__TASK STATEMENT__. Copy every entry word for word, but skip the pictures.

(Entries with figure data)
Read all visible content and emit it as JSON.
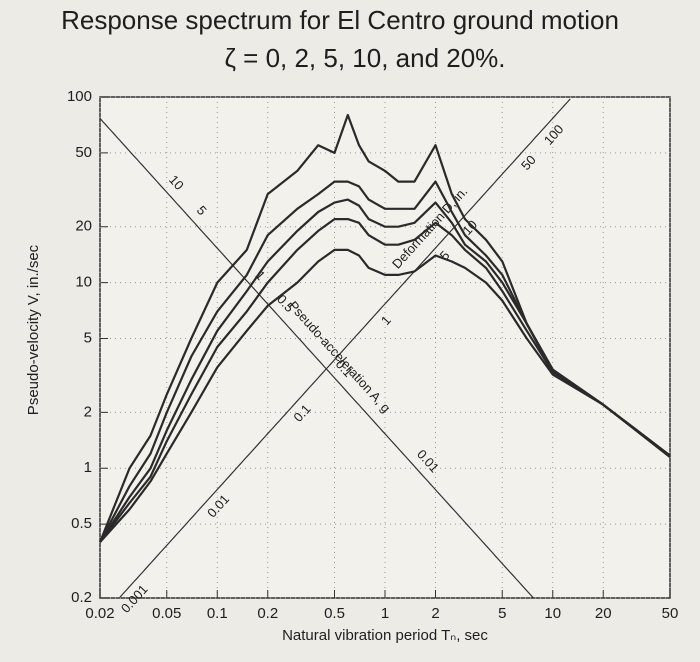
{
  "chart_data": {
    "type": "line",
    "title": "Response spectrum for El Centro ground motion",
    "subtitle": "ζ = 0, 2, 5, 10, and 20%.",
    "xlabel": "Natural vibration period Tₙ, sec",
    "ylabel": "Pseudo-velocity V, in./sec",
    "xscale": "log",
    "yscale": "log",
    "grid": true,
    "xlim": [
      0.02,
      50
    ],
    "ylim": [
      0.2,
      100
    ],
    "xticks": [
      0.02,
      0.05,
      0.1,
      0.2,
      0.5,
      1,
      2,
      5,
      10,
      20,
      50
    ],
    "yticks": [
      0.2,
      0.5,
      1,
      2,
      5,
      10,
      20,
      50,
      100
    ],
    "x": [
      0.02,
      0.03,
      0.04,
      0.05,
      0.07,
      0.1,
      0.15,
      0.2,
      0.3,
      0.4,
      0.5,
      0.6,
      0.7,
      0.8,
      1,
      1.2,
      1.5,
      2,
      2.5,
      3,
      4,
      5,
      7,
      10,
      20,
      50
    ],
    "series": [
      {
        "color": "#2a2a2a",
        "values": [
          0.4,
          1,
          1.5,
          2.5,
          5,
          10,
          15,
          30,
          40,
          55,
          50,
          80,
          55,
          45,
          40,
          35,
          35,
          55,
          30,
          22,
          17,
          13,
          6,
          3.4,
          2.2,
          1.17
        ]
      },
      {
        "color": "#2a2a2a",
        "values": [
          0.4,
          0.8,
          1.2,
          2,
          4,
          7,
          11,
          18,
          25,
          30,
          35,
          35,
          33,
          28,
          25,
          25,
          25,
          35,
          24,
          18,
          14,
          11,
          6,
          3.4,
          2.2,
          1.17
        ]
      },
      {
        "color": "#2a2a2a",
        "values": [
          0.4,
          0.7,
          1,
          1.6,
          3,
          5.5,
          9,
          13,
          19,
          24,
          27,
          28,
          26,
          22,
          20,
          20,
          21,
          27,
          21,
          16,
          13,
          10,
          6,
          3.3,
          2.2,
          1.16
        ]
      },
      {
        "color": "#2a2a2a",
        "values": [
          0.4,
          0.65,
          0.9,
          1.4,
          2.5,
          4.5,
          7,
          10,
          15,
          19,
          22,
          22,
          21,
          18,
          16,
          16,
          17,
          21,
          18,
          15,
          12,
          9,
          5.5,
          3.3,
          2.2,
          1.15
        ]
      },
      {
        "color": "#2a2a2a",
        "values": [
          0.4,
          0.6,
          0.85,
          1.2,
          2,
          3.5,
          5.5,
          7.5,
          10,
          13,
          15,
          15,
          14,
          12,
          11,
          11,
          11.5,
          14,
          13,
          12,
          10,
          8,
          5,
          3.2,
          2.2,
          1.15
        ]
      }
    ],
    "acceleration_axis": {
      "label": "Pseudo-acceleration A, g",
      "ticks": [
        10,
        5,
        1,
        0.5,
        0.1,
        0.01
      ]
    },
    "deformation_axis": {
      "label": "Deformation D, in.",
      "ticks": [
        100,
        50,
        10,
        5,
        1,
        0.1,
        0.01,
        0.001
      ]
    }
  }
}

__WRITTEN ANSWER__.
Read all visible content and emit it as JSON.
{
  "chart_data": {
    "type": "line",
    "title": "Response spectrum for El Centro ground motion",
    "subtitle": "ζ = 0, 2, 5, 10, and 20%.",
    "xlabel": "Natural vibration period Tₙ, sec",
    "ylabel": "Pseudo-velocity V, in./sec",
    "xscale": "log",
    "yscale": "log",
    "grid": true,
    "xlim": [
      0.02,
      50
    ],
    "ylim": [
      0.2,
      100
    ],
    "xticks": [
      0.02,
      0.05,
      0.1,
      0.2,
      0.5,
      1,
      2,
      5,
      10,
      20,
      50
    ],
    "yticks": [
      0.2,
      0.5,
      1,
      2,
      5,
      10,
      20,
      50,
      100
    ],
    "x": [
      0.02,
      0.03,
      0.04,
      0.05,
      0.07,
      0.1,
      0.15,
      0.2,
      0.3,
      0.4,
      0.5,
      0.6,
      0.7,
      0.8,
      1,
      1.2,
      1.5,
      2,
      2.5,
      3,
      4,
      5,
      7,
      10,
      20,
      50
    ],
    "series": [
      {
        "color": "#2a2a2a",
        "values": [
          0.4,
          1,
          1.5,
          2.5,
          5,
          10,
          15,
          30,
          40,
          55,
          50,
          80,
          55,
          45,
          40,
          35,
          35,
          55,
          30,
          22,
          17,
          13,
          6,
          3.4,
          2.2,
          1.17
        ]
      },
      {
        "color": "#2a2a2a",
        "values": [
          0.4,
          0.8,
          1.2,
          2,
          4,
          7,
          11,
          18,
          25,
          30,
          35,
          35,
          33,
          28,
          25,
          25,
          25,
          35,
          24,
          18,
          14,
          11,
          6,
          3.4,
          2.2,
          1.17
        ]
      },
      {
        "color": "#2a2a2a",
        "values": [
          0.4,
          0.7,
          1,
          1.6,
          3,
          5.5,
          9,
          13,
          19,
          24,
          27,
          28,
          26,
          22,
          20,
          20,
          21,
          27,
          21,
          16,
          13,
          10,
          6,
          3.3,
          2.2,
          1.16
        ]
      },
      {
        "color": "#2a2a2a",
        "values": [
          0.4,
          0.65,
          0.9,
          1.4,
          2.5,
          4.5,
          7,
          10,
          15,
          19,
          22,
          22,
          21,
          18,
          16,
          16,
          17,
          21,
          18,
          15,
          12,
          9,
          5.5,
          3.3,
          2.2,
          1.15
        ]
      },
      {
        "color": "#2a2a2a",
        "values": [
          0.4,
          0.6,
          0.85,
          1.2,
          2,
          3.5,
          5.5,
          7.5,
          10,
          13,
          15,
          15,
          14,
          12,
          11,
          11,
          11.5,
          14,
          13,
          12,
          10,
          8,
          5,
          3.2,
          2.2,
          1.15
        ]
      }
    ],
    "acceleration_axis": {
      "label": "Pseudo-acceleration A, g",
      "ticks": [
        10,
        5,
        1,
        0.5,
        0.1,
        0.01
      ]
    },
    "deformation_axis": {
      "label": "Deformation D, in.",
      "ticks": [
        100,
        50,
        10,
        5,
        1,
        0.1,
        0.01,
        0.001
      ]
    }
  }
}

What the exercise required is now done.